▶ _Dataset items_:
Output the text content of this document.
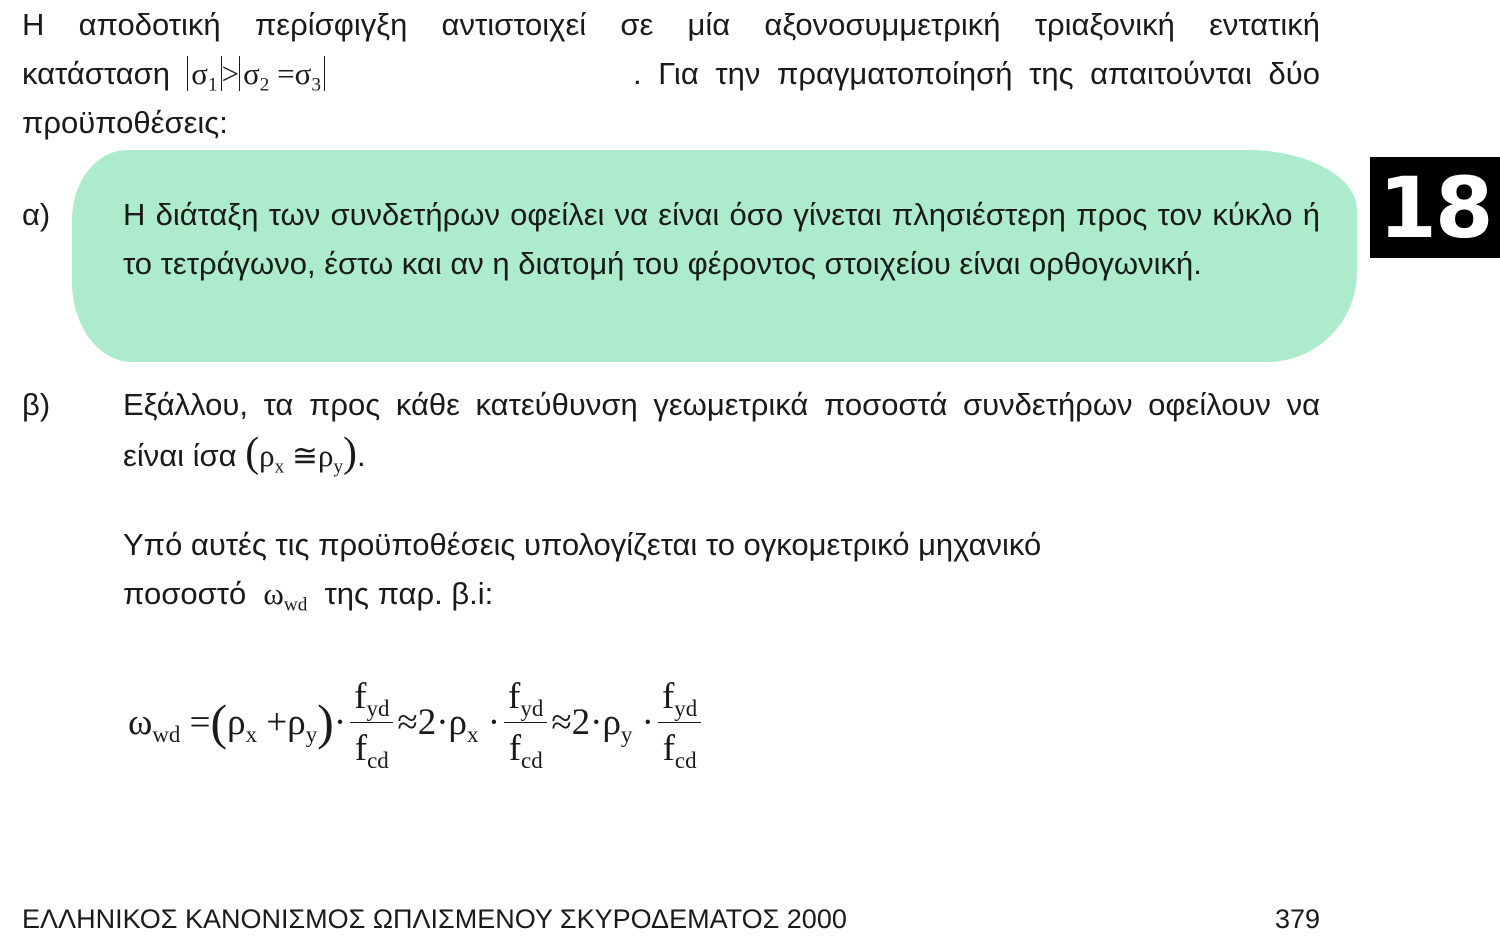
Η αποδοτική περίσφιγξη αντιστοιχεί σε μία αξονοσυμμετρική τριαξονική εντατική
κατάσταση $\sigma_1 > \sigma_2 =\sigma_3$	. Για την πραγματοποίησή της απαιτούνται δύο
προϋποθέσεις:
α) Η διάταξη των συνδετήρων οφείλει να είναι όσο γίνεται πλησιέστερη προς τον κύκλο ή το τετράγωνο, έστω και αν η διατομή του φέροντος στοιχείου είναι ορθογωνική.
β) Εξάλλου, τα προς κάθε κατεύθυνση γεωμετρικά ποσοστά συνδετήρων οφείλουν να είναι ίσα ($\rho_x$ $≅\rho_y$).
Υπό αυτές τις προϋποθέσεις υπολογίζεται το ογκομετρικό μηχανικό
ποσοστό $\omega_{wd}$ της παρ. β.i:
$\omega_{wd}$ = ( $\rho_x +\rho_y$ ) · $\frac{f_{yd}}{f_{cd}} \approx 2\cdot\rho_x \cdot \frac{f_{yd}}{f_{cd}} \approx 2\cdot\rho_y \cdot \frac{f_{yd}}{f_{cd}}$
18
ΕΛΛΗΝΙΚΟΣ ΚΑΝΟΝΙΣΜΟΣ ΩΠΛΙΣΜΕΝΟΥ ΣΚΥΡΟΔΕΜΑΤΟΣ 2000	379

▶ _WORK TO COMPLETE_: Print out every entry above without changing a word, and leave out the pictures.

▶ _CORRECT RESPONSE_:
Output the text content of this document.
Η αποδοτική περίσφιγξη αντιστοιχεί σε μία αξονοσυμμετρική τριαξονική εντατική
κατάσταση $\sigma_1 > \sigma_2 =\sigma_3$	. Για την πραγματοποίησή της απαιτούνται δύο
προϋποθέσεις:
α) Η διάταξη των συνδετήρων οφείλει να είναι όσο γίνεται πλησιέστερη προς τον κύκλο ή το τετράγωνο, έστω και αν η διατομή του φέροντος στοιχείου είναι ορθογωνική.
β) Εξάλλου, τα προς κάθε κατεύθυνση γεωμετρικά ποσοστά συνδετήρων οφείλουν να είναι ίσα ($\rho_x$ $≅\rho_y$).
Υπό αυτές τις προϋποθέσεις υπολογίζεται το ογκομετρικό μηχανικό
ποσοστό $\omega_{wd}$ της παρ. β.i:
$\omega_{wd}$ = ( $\rho_x +\rho_y$ ) · $\frac{f_{yd}}{f_{cd}} \approx 2\cdot\rho_x \cdot \frac{f_{yd}}{f_{cd}} \approx 2\cdot\rho_y \cdot \frac{f_{yd}}{f_{cd}}$
18
ΕΛΛΗΝΙΚΟΣ ΚΑΝΟΝΙΣΜΟΣ ΩΠΛΙΣΜΕΝΟΥ ΣΚΥΡΟΔΕΜΑΤΟΣ 2000	379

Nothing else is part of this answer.